## Begin The data
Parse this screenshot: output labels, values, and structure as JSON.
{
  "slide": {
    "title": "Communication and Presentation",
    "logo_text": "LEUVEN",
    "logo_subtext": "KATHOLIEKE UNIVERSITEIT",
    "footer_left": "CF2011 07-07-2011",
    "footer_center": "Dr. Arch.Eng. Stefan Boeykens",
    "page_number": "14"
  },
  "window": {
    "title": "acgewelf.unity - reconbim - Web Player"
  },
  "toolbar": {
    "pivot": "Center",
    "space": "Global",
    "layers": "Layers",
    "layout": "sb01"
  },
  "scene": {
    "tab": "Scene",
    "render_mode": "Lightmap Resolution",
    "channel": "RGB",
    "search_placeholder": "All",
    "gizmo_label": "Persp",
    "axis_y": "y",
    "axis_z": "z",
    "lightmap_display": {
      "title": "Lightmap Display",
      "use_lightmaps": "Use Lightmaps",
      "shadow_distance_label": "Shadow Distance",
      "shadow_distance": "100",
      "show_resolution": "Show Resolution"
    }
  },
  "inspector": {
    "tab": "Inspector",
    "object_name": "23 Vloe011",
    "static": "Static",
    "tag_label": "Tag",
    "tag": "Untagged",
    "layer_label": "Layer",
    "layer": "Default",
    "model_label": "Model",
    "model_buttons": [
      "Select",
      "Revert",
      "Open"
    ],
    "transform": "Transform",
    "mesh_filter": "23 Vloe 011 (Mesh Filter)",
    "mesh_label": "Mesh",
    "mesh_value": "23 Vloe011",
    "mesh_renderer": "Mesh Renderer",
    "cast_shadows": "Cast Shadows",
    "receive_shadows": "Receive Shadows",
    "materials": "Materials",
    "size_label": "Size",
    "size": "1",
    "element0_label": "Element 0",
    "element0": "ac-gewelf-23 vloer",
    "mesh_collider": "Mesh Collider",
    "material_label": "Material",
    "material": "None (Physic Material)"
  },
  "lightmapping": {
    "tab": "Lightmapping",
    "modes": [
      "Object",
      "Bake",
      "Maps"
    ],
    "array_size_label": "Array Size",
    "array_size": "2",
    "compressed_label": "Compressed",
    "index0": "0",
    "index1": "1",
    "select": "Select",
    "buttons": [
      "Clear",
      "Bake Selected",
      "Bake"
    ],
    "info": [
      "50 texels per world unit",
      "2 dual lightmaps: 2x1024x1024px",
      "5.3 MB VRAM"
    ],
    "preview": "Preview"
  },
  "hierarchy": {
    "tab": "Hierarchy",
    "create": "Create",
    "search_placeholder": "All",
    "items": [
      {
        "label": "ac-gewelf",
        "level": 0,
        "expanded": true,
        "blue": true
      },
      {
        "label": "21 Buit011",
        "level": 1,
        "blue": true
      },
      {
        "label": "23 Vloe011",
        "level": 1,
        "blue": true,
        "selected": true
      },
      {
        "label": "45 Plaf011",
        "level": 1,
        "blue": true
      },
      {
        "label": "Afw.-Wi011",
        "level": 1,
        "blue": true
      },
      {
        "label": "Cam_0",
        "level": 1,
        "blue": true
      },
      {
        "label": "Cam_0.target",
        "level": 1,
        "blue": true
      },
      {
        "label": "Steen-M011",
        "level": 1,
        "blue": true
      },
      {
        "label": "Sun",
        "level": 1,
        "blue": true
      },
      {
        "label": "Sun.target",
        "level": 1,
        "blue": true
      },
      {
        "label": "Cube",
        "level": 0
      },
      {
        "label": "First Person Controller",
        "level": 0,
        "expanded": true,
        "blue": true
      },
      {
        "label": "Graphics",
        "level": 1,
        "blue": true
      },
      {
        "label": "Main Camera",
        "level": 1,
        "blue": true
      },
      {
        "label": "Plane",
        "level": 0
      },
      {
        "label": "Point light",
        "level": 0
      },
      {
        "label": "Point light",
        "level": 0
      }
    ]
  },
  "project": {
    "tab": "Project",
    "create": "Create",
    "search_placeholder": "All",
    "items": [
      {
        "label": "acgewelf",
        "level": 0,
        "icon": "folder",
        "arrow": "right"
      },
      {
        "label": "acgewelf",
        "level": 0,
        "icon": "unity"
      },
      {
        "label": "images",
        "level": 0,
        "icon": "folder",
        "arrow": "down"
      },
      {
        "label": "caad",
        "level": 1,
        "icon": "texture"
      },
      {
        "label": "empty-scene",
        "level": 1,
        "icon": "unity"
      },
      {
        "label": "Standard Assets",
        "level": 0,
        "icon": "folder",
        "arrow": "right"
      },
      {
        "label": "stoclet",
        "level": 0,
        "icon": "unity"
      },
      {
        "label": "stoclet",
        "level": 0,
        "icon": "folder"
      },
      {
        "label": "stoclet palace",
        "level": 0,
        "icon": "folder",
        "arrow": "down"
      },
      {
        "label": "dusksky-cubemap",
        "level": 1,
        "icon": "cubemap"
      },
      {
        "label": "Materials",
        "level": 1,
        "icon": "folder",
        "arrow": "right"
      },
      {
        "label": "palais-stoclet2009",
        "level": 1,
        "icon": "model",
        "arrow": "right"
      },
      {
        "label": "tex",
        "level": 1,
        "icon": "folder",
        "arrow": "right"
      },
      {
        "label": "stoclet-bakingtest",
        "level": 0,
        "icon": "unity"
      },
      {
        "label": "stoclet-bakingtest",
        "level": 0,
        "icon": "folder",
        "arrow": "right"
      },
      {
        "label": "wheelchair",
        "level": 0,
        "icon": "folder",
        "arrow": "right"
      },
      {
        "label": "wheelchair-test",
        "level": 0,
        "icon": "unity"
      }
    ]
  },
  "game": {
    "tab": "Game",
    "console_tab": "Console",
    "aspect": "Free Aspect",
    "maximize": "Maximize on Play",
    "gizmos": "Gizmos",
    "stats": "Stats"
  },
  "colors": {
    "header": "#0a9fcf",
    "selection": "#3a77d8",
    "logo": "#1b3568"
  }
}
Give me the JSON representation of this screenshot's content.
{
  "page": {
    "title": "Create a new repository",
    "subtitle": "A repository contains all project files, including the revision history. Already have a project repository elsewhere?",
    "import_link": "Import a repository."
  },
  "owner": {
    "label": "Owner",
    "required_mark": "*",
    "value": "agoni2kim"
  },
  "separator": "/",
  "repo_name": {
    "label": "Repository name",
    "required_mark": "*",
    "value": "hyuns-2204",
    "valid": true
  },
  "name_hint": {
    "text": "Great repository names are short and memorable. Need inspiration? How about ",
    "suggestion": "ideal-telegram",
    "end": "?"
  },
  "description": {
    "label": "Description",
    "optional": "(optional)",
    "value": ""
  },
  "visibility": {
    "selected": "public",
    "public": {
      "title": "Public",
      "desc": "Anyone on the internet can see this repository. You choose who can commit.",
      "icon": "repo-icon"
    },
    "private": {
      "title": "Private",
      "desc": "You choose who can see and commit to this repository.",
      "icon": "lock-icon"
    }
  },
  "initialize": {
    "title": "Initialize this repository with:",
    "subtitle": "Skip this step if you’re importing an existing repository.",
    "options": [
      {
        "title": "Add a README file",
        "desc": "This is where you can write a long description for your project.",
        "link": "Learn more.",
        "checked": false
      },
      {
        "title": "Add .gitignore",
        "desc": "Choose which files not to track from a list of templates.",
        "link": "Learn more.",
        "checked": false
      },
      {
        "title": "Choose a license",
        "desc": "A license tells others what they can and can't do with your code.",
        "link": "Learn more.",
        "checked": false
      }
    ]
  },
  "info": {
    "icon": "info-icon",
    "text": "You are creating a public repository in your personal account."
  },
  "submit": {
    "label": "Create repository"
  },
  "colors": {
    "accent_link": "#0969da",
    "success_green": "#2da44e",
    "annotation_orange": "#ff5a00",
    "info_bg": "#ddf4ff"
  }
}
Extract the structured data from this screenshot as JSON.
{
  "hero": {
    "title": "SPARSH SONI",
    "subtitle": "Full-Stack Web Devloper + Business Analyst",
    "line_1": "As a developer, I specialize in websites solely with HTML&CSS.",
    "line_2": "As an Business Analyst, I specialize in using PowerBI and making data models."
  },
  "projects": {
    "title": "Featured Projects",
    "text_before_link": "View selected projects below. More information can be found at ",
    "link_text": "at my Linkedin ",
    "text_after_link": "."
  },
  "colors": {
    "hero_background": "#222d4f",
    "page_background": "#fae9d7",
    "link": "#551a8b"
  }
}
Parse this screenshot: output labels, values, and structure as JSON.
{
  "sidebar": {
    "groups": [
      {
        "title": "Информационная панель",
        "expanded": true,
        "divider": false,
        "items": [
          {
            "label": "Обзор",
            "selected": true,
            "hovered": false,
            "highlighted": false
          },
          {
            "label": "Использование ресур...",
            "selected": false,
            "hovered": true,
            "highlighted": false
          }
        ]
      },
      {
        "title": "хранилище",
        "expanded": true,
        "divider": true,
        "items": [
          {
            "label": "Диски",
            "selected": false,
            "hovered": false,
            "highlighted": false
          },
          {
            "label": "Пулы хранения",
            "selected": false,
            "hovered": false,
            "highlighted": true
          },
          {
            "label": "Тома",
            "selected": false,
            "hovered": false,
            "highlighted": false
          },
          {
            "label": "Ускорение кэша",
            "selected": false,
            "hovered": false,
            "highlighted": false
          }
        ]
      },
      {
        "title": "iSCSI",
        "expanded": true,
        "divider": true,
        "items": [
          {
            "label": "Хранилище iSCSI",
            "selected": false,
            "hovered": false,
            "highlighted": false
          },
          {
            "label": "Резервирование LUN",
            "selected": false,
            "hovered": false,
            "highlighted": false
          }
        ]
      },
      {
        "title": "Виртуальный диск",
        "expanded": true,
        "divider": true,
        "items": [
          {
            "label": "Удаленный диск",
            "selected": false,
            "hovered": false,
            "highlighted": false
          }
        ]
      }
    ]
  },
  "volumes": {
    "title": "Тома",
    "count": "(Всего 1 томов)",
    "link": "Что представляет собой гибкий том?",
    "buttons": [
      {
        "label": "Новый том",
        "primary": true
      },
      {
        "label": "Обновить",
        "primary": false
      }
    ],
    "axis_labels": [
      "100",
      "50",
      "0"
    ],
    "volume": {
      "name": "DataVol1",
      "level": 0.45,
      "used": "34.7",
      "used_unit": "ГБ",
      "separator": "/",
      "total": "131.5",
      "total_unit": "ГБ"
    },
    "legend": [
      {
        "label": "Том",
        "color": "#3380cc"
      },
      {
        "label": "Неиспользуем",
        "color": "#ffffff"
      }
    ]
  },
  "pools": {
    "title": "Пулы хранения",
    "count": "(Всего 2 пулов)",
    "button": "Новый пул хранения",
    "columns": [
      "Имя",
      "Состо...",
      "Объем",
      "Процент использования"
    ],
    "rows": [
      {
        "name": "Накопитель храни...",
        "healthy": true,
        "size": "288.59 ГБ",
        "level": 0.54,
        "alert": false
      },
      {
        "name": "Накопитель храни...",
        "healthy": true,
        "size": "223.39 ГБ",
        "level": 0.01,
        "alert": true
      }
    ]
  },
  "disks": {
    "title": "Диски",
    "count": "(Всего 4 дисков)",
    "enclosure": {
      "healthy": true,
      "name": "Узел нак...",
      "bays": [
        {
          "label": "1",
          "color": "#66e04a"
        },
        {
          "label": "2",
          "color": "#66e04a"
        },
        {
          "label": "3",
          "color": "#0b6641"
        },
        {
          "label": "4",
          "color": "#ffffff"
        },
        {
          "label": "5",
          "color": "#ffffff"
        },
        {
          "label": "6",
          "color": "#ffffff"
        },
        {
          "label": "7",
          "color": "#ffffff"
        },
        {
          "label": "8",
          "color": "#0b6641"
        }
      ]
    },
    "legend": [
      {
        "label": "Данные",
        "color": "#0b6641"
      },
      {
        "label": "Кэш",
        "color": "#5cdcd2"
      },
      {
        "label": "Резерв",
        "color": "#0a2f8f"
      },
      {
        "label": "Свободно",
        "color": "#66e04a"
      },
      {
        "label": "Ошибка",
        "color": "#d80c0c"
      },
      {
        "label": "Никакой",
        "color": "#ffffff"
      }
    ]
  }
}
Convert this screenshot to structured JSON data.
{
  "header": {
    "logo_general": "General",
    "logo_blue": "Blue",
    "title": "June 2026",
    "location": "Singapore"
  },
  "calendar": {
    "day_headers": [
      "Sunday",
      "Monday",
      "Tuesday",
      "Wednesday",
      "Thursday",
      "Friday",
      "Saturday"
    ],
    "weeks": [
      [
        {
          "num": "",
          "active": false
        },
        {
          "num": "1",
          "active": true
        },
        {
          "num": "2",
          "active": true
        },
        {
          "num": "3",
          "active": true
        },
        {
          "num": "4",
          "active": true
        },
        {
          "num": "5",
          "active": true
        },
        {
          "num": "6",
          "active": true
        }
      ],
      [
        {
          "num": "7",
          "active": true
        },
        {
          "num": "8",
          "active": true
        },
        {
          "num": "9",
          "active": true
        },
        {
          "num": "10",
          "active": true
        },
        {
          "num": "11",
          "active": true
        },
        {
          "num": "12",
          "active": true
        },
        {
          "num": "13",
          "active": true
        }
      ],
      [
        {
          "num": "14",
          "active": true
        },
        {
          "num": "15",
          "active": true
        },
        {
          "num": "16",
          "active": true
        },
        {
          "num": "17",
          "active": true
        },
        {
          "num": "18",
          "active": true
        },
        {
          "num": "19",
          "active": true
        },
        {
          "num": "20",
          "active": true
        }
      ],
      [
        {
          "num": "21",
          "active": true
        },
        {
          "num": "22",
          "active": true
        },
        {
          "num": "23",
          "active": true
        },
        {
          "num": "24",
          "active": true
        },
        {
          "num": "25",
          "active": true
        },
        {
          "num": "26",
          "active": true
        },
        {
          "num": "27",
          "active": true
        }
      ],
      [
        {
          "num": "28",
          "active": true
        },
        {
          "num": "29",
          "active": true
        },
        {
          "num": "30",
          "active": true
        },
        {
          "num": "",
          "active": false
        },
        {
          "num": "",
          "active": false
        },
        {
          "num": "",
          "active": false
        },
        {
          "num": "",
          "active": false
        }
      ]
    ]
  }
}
## End The data
In the records above, find each line with the word "Materials" and copy it.

▶ _The result_
    "materials": "Materials",
        "label": "Materials",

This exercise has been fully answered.